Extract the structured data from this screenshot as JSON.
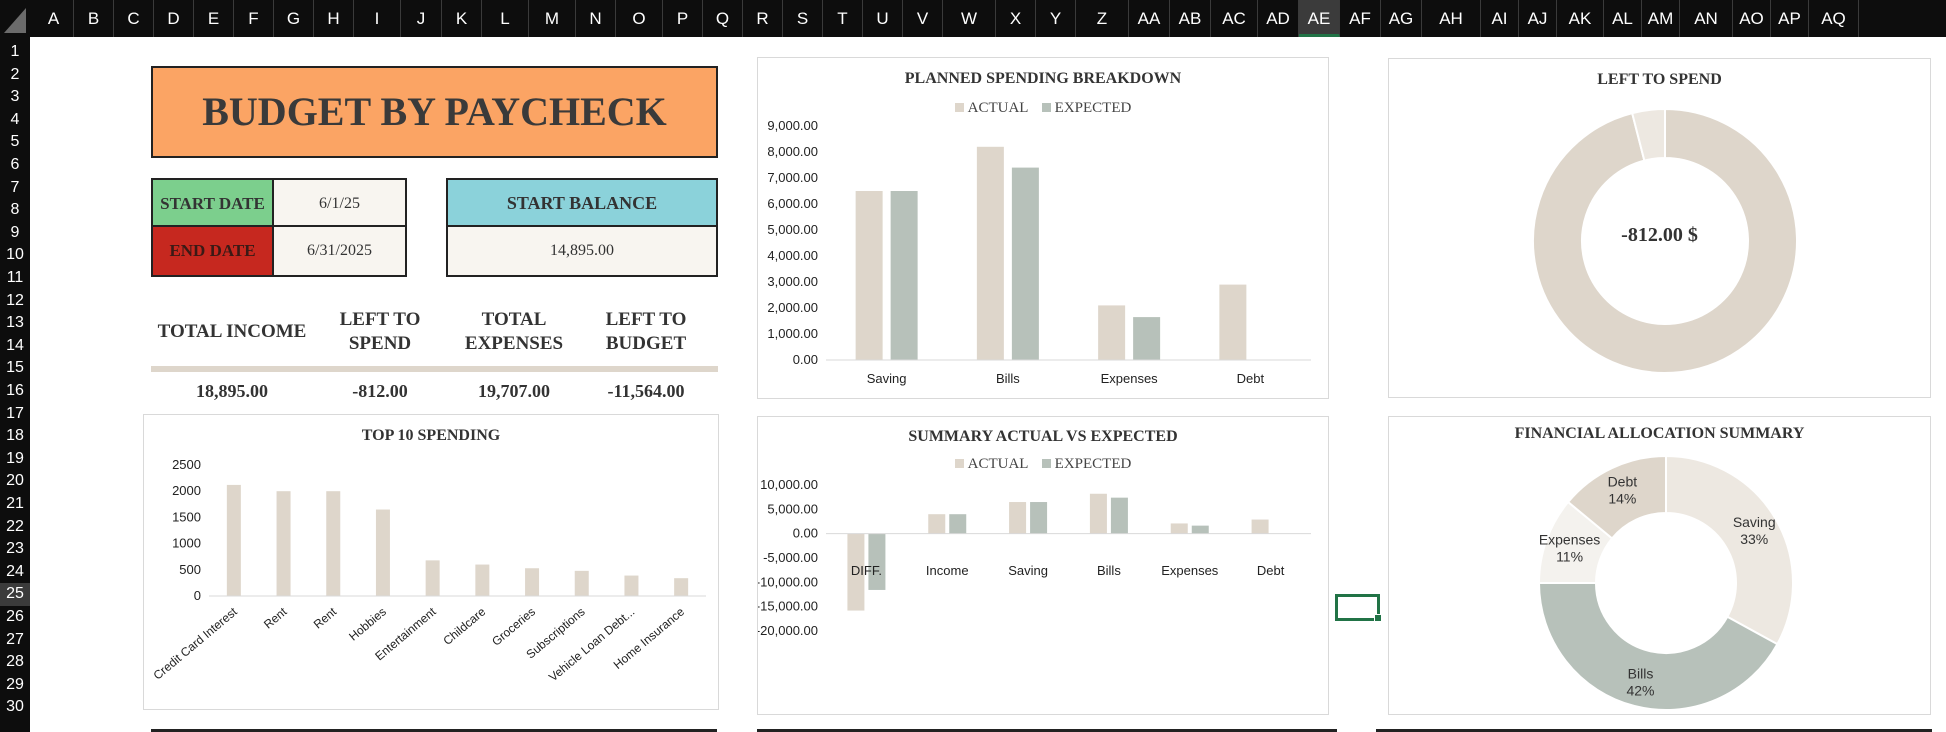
{
  "spreadsheet": {
    "columns": [
      "A",
      "B",
      "C",
      "D",
      "E",
      "F",
      "G",
      "H",
      "I",
      "J",
      "K",
      "L",
      "M",
      "N",
      "O",
      "P",
      "Q",
      "R",
      "S",
      "T",
      "U",
      "V",
      "W",
      "X",
      "Y",
      "Z",
      "AA",
      "AB",
      "AC",
      "AD",
      "AE",
      "AF",
      "AG",
      "AH",
      "AI",
      "AJ",
      "AK",
      "AL",
      "AM",
      "AN",
      "AO",
      "AP",
      "AQ"
    ],
    "rows": [
      "1",
      "2",
      "3",
      "4",
      "5",
      "6",
      "7",
      "8",
      "9",
      "10",
      "11",
      "12",
      "13",
      "14",
      "15",
      "16",
      "17",
      "18",
      "19",
      "20",
      "21",
      "22",
      "23",
      "24",
      "25",
      "26",
      "27",
      "28",
      "29",
      "30"
    ],
    "selected_column": "AE",
    "selected_row": "25",
    "colors": {
      "header_bg": "#0d0d0d",
      "selection": "#217346"
    }
  },
  "dashboard": {
    "title": "BUDGET BY PAYCHECK",
    "start_date_label": "START DATE",
    "start_date_value": "6/1/25",
    "end_date_label": "END DATE",
    "end_date_value": "6/31/2025",
    "start_balance_label": "START BALANCE",
    "start_balance_value": "14,895.00",
    "stats": [
      {
        "label_lines": [
          "TOTAL INCOME"
        ],
        "value": "18,895.00"
      },
      {
        "label_lines": [
          "LEFT TO",
          "SPEND"
        ],
        "value": "-812.00"
      },
      {
        "label_lines": [
          "TOTAL",
          "EXPENSES"
        ],
        "value": "19,707.00"
      },
      {
        "label_lines": [
          "LEFT TO",
          "BUDGET"
        ],
        "value": "-11,564.00"
      }
    ],
    "colors": {
      "title_bg": "#fba464",
      "start_date_bg": "#7ccf8d",
      "end_date_bg": "#c6281f",
      "balance_bg": "#8bd2da",
      "cream": "#f8f5f0",
      "actual": "#ded6cb",
      "expected": "#b7c1ba"
    }
  },
  "chart_data": [
    {
      "id": "planned",
      "type": "bar",
      "title": "PLANNED SPENDING BREAKDOWN",
      "categories": [
        "Saving",
        "Bills",
        "Expenses",
        "Debt"
      ],
      "series": [
        {
          "name": "ACTUAL",
          "values": [
            6500,
            8200,
            2100,
            2900
          ]
        },
        {
          "name": "EXPECTED",
          "values": [
            6500,
            7400,
            1650,
            0
          ]
        }
      ],
      "y_ticks": [
        "0.00",
        "1,000.00",
        "2,000.00",
        "3,000.00",
        "4,000.00",
        "5,000.00",
        "6,000.00",
        "7,000.00",
        "8,000.00",
        "9,000.00"
      ],
      "ylim": [
        0,
        9000
      ],
      "legend": "top"
    },
    {
      "id": "lefttospend",
      "type": "pie",
      "title": "LEFT TO SPEND",
      "center_label": "-812.00 $",
      "values": [
        96,
        4
      ]
    },
    {
      "id": "top10",
      "type": "bar",
      "title": "TOP 10 SPENDING",
      "categories": [
        "Credit Card Interest",
        "Rent",
        "Rent",
        "Hobbies",
        "Entertainment",
        "Childcare",
        "Groceries",
        "Subscriptions",
        "Vehicle Loan Debt...",
        "Home Insurance"
      ],
      "values": [
        2120,
        2000,
        2000,
        1650,
        680,
        600,
        530,
        480,
        390,
        340
      ],
      "y_ticks": [
        "0",
        "500",
        "1000",
        "1500",
        "2000",
        "2500"
      ],
      "ylim": [
        0,
        2500
      ]
    },
    {
      "id": "summary",
      "type": "bar",
      "title": "SUMMARY ACTUAL VS EXPECTED",
      "categories": [
        "DIFF.",
        "Income",
        "Saving",
        "Bills",
        "Expenses",
        "Debt"
      ],
      "series": [
        {
          "name": "ACTUAL",
          "values": [
            -15800,
            4000,
            6500,
            8200,
            2100,
            2900
          ]
        },
        {
          "name": "EXPECTED",
          "values": [
            -11564,
            4000,
            6500,
            7400,
            1650,
            0
          ]
        }
      ],
      "y_ticks": [
        "-20,000.00",
        "-15,000.00",
        "-10,000.00",
        "-5,000.00",
        "0.00",
        "5,000.00",
        "10,000.00"
      ],
      "ylim": [
        -20000,
        10000
      ],
      "legend": "top"
    },
    {
      "id": "allocation",
      "type": "pie",
      "title": "FINANCIAL ALLOCATION SUMMARY",
      "slices": [
        {
          "label": "Saving",
          "pct_label": "33%",
          "value": 33
        },
        {
          "label": "Bills",
          "pct_label": "42%",
          "value": 42
        },
        {
          "label": "Expenses",
          "pct_label": "11%",
          "value": 11
        },
        {
          "label": "Debt",
          "pct_label": "14%",
          "value": 14
        }
      ]
    }
  ]
}
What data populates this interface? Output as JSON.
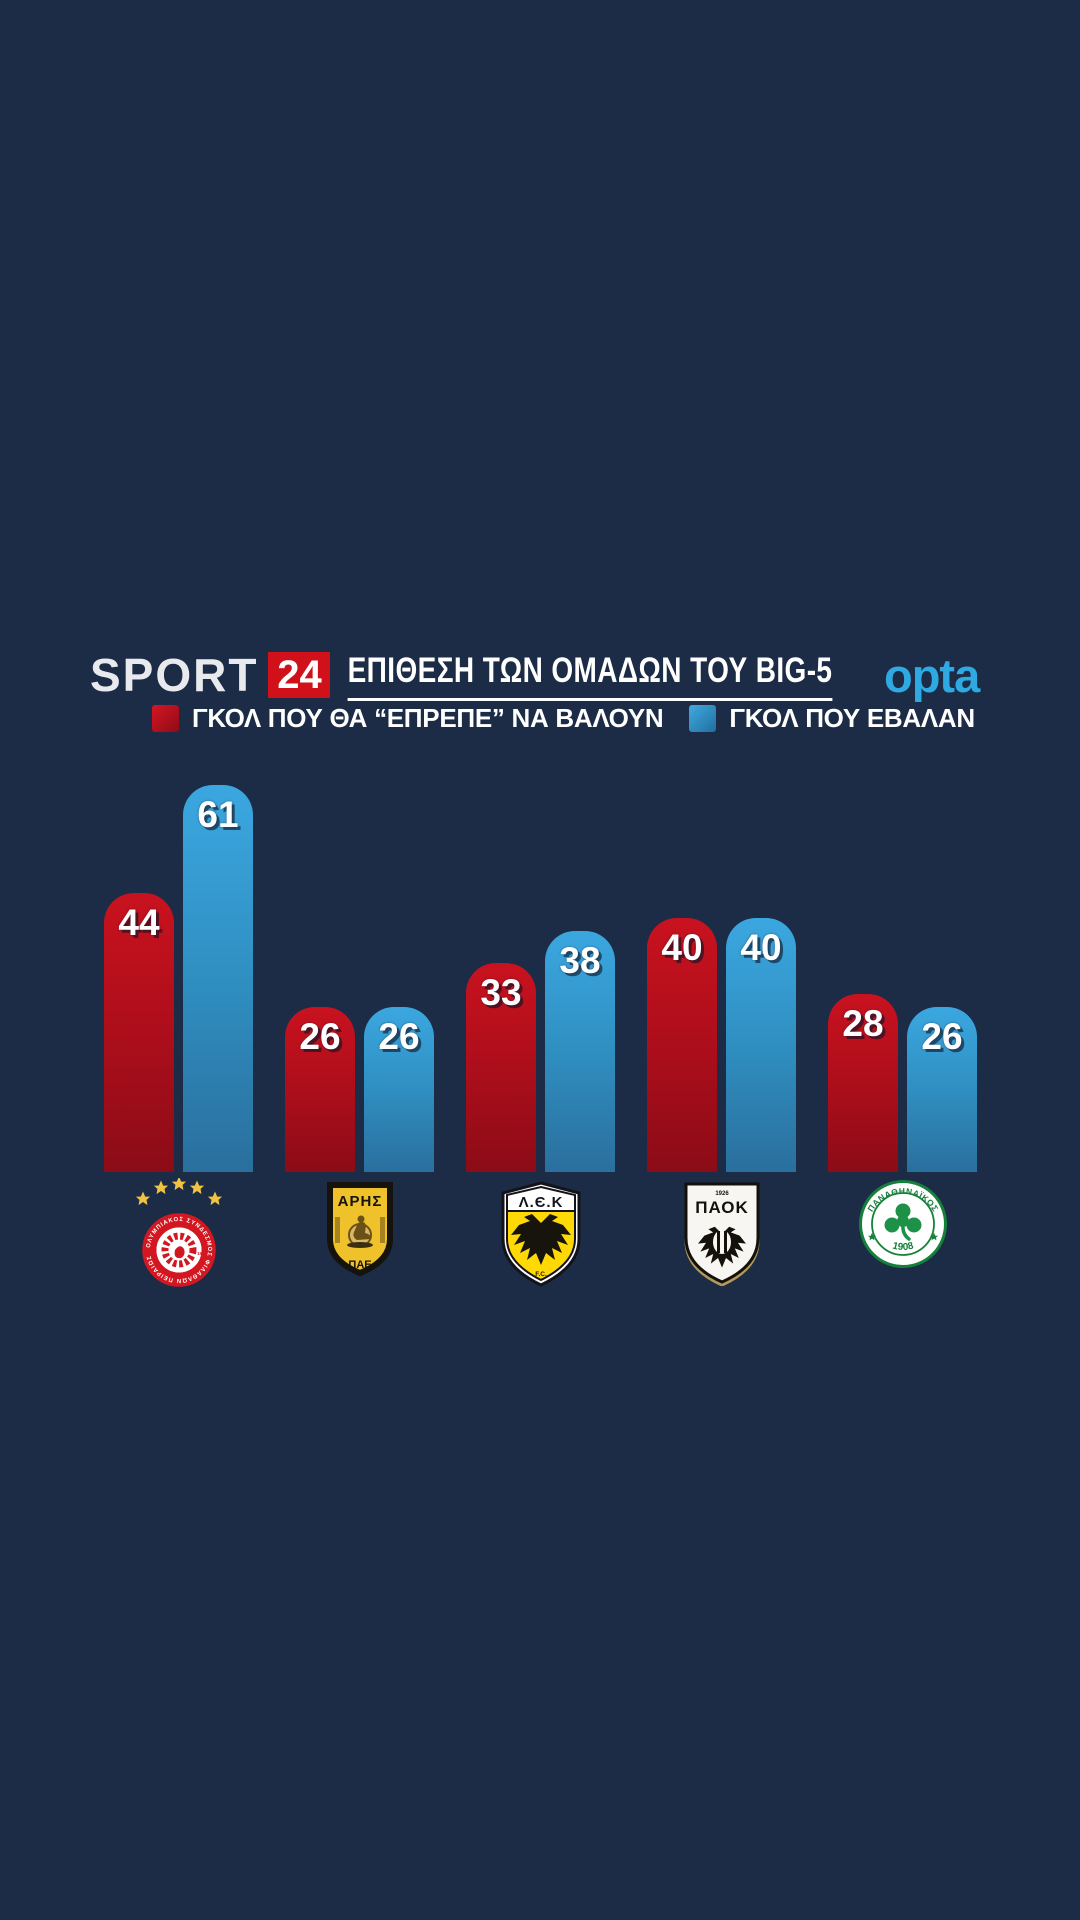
{
  "background": "#1c2b46",
  "colors": {
    "bar_red": "#c9121f",
    "bar_red_dark": "#8b0c17",
    "bar_blue": "#3ba7e0",
    "bar_blue_dark": "#2a6f9d",
    "accent_red": "#d01119",
    "opta_blue": "#2fa9e1",
    "gold": "#f0c441",
    "text": "#ffffff"
  },
  "header": {
    "brand_word": "SPORT",
    "brand_number": "24",
    "title": "ΕΠΙΘΕΣΗ ΤΩΝ ΟΜΑΔΩΝ ΤΟΥ BIG-5",
    "provider": "opta"
  },
  "legend": {
    "expected_label": "ΓΚΟΛ ΠΟΥ ΘΑ “ΕΠΡΕΠΕ” ΝΑ ΒΑΛΟΥΝ",
    "scored_label": "ΓΚΟΛ ΠΟΥ ΕΒΑΛΑΝ"
  },
  "chart_data": {
    "type": "bar",
    "title": "ΕΠΙΘΕΣΗ ΤΩΝ ΟΜΑΔΩΝ ΤΟΥ BIG-5",
    "categories": [
      "ΟΛΥΜΠΙΑΚΟΣ",
      "ΑΡΗΣ",
      "ΑΕΚ",
      "ΠΑΟΚ",
      "ΠΑΝΑΘΗΝΑΪΚΟΣ"
    ],
    "series": [
      {
        "name": "ΓΚΟΛ ΠΟΥ ΘΑ “ΕΠΡΕΠΕ” ΝΑ ΒΑΛΟΥΝ",
        "key": "red",
        "values": [
          44,
          26,
          33,
          40,
          28
        ]
      },
      {
        "name": "ΓΚΟΛ ΠΟΥ ΕΒΑΛΑΝ",
        "key": "blue",
        "values": [
          61,
          26,
          38,
          40,
          26
        ]
      }
    ],
    "ylim": [
      0,
      65
    ],
    "grid": false,
    "axes_visible": false,
    "legend_position": "top",
    "value_labels": true
  },
  "logos": {
    "olympiacos": {
      "ring_text": "ΟΛΥΜΠΙΑΚΟΣ ΣΥΝΔΕΣΜΟΣ ΦΙΛΑΘΛΩΝ ΠΕΙΡΑΙΩΣ",
      "year": "1925"
    },
    "aris": {
      "name": "ΑΡΗΣ",
      "sub": "ΠΑΕ"
    },
    "aek": {
      "name": "Λ.Є.Κ",
      "sub": "F.C."
    },
    "paok": {
      "name": "ΠΑΟΚ",
      "year": "1926"
    },
    "panathinaikos": {
      "name": "ΠΑΝΑΘΗΝΑΪΚΟΣ",
      "year": "1908"
    }
  }
}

◆ ◆ ◆ ◆

* GOAL *
Return the material word for word. Pictures are not part of the copy.

* FINAL ANSWER *
Extract the structured data from this screenshot as JSON.
{
  "spreadsheet": {
    "columns": [
      "A",
      "B",
      "C",
      "D",
      "E",
      "F",
      "G",
      "H",
      "I",
      "J",
      "K",
      "L",
      "M",
      "N",
      "O",
      "P",
      "Q",
      "R",
      "S",
      "T",
      "U",
      "V",
      "W",
      "X",
      "Y",
      "Z",
      "AA",
      "AB",
      "AC",
      "AD",
      "AE",
      "AF",
      "AG",
      "AH",
      "AI",
      "AJ",
      "AK",
      "AL",
      "AM",
      "AN",
      "AO",
      "AP",
      "AQ"
    ],
    "rows": [
      "1",
      "2",
      "3",
      "4",
      "5",
      "6",
      "7",
      "8",
      "9",
      "10",
      "11",
      "12",
      "13",
      "14",
      "15",
      "16",
      "17",
      "18",
      "19",
      "20",
      "21",
      "22",
      "23",
      "24",
      "25",
      "26",
      "27",
      "28",
      "29",
      "30"
    ],
    "selected_column": "AE",
    "selected_row": "25",
    "colors": {
      "header_bg": "#0d0d0d",
      "selection": "#217346"
    }
  },
  "dashboard": {
    "title": "BUDGET BY PAYCHECK",
    "start_date_label": "START DATE",
    "start_date_value": "6/1/25",
    "end_date_label": "END DATE",
    "end_date_value": "6/31/2025",
    "start_balance_label": "START BALANCE",
    "start_balance_value": "14,895.00",
    "stats": [
      {
        "label_lines": [
          "TOTAL INCOME"
        ],
        "value": "18,895.00"
      },
      {
        "label_lines": [
          "LEFT TO",
          "SPEND"
        ],
        "value": "-812.00"
      },
      {
        "label_lines": [
          "TOTAL",
          "EXPENSES"
        ],
        "value": "19,707.00"
      },
      {
        "label_lines": [
          "LEFT TO",
          "BUDGET"
        ],
        "value": "-11,564.00"
      }
    ],
    "colors": {
      "title_bg": "#fba464",
      "start_date_bg": "#7ccf8d",
      "end_date_bg": "#c6281f",
      "balance_bg": "#8bd2da",
      "cream": "#f8f5f0",
      "actual": "#ded6cb",
      "expected": "#b7c1ba"
    }
  },
  "chart_data": [
    {
      "id": "planned",
      "type": "bar",
      "title": "PLANNED SPENDING BREAKDOWN",
      "categories": [
        "Saving",
        "Bills",
        "Expenses",
        "Debt"
      ],
      "series": [
        {
          "name": "ACTUAL",
          "values": [
            6500,
            8200,
            2100,
            2900
          ]
        },
        {
          "name": "EXPECTED",
          "values": [
            6500,
            7400,
            1650,
            0
          ]
        }
      ],
      "y_ticks": [
        "0.00",
        "1,000.00",
        "2,000.00",
        "3,000.00",
        "4,000.00",
        "5,000.00",
        "6,000.00",
        "7,000.00",
        "8,000.00",
        "9,000.00"
      ],
      "ylim": [
        0,
        9000
      ],
      "legend": "top"
    },
    {
      "id": "lefttospend",
      "type": "pie",
      "title": "LEFT TO SPEND",
      "center_label": "-812.00 $",
      "values": [
        96,
        4
      ]
    },
    {
      "id": "top10",
      "type": "bar",
      "title": "TOP 10 SPENDING",
      "categories": [
        "Credit Card Interest",
        "Rent",
        "Rent",
        "Hobbies",
        "Entertainment",
        "Childcare",
        "Groceries",
        "Subscriptions",
        "Vehicle Loan Debt...",
        "Home Insurance"
      ],
      "values": [
        2120,
        2000,
        2000,
        1650,
        680,
        600,
        530,
        480,
        390,
        340
      ],
      "y_ticks": [
        "0",
        "500",
        "1000",
        "1500",
        "2000",
        "2500"
      ],
      "ylim": [
        0,
        2500
      ]
    },
    {
      "id": "summary",
      "type": "bar",
      "title": "SUMMARY ACTUAL VS EXPECTED",
      "categories": [
        "DIFF.",
        "Income",
        "Saving",
        "Bills",
        "Expenses",
        "Debt"
      ],
      "series": [
        {
          "name": "ACTUAL",
          "values": [
            -15800,
            4000,
            6500,
            8200,
            2100,
            2900
          ]
        },
        {
          "name": "EXPECTED",
          "values": [
            -11564,
            4000,
            6500,
            7400,
            1650,
            0
          ]
        }
      ],
      "y_ticks": [
        "-20,000.00",
        "-15,000.00",
        "-10,000.00",
        "-5,000.00",
        "0.00",
        "5,000.00",
        "10,000.00"
      ],
      "ylim": [
        -20000,
        10000
      ],
      "legend": "top"
    },
    {
      "id": "allocation",
      "type": "pie",
      "title": "FINANCIAL ALLOCATION SUMMARY",
      "slices": [
        {
          "label": "Saving",
          "pct_label": "33%",
          "value": 33
        },
        {
          "label": "Bills",
          "pct_label": "42%",
          "value": 42
        },
        {
          "label": "Expenses",
          "pct_label": "11%",
          "value": 11
        },
        {
          "label": "Debt",
          "pct_label": "14%",
          "value": 14
        }
      ]
    }
  ]
}
What data populates this interface? Output as JSON.
{
  "background": "#1c2b46",
  "colors": {
    "bar_red": "#c9121f",
    "bar_red_dark": "#8b0c17",
    "bar_blue": "#3ba7e0",
    "bar_blue_dark": "#2a6f9d",
    "accent_red": "#d01119",
    "opta_blue": "#2fa9e1",
    "gold": "#f0c441",
    "text": "#ffffff"
  },
  "header": {
    "brand_word": "SPORT",
    "brand_number": "24",
    "title": "ΕΠΙΘΕΣΗ ΤΩΝ ΟΜΑΔΩΝ ΤΟΥ BIG-5",
    "provider": "opta"
  },
  "legend": {
    "expected_label": "ΓΚΟΛ ΠΟΥ ΘΑ “ΕΠΡΕΠΕ” ΝΑ ΒΑΛΟΥΝ",
    "scored_label": "ΓΚΟΛ ΠΟΥ ΕΒΑΛΑΝ"
  },
  "chart_data": {
    "type": "bar",
    "title": "ΕΠΙΘΕΣΗ ΤΩΝ ΟΜΑΔΩΝ ΤΟΥ BIG-5",
    "categories": [
      "ΟΛΥΜΠΙΑΚΟΣ",
      "ΑΡΗΣ",
      "ΑΕΚ",
      "ΠΑΟΚ",
      "ΠΑΝΑΘΗΝΑΪΚΟΣ"
    ],
    "series": [
      {
        "name": "ΓΚΟΛ ΠΟΥ ΘΑ “ΕΠΡΕΠΕ” ΝΑ ΒΑΛΟΥΝ",
        "key": "red",
        "values": [
          44,
          26,
          33,
          40,
          28
        ]
      },
      {
        "name": "ΓΚΟΛ ΠΟΥ ΕΒΑΛΑΝ",
        "key": "blue",
        "values": [
          61,
          26,
          38,
          40,
          26
        ]
      }
    ],
    "ylim": [
      0,
      65
    ],
    "grid": false,
    "axes_visible": false,
    "legend_position": "top",
    "value_labels": true
  },
  "logos": {
    "olympiacos": {
      "ring_text": "ΟΛΥΜΠΙΑΚΟΣ ΣΥΝΔΕΣΜΟΣ ΦΙΛΑΘΛΩΝ ΠΕΙΡΑΙΩΣ",
      "year": "1925"
    },
    "aris": {
      "name": "ΑΡΗΣ",
      "sub": "ΠΑΕ"
    },
    "aek": {
      "name": "Λ.Є.Κ",
      "sub": "F.C."
    },
    "paok": {
      "name": "ΠΑΟΚ",
      "year": "1926"
    },
    "panathinaikos": {
      "name": "ΠΑΝΑΘΗΝΑΪΚΟΣ",
      "year": "1908"
    }
  }
}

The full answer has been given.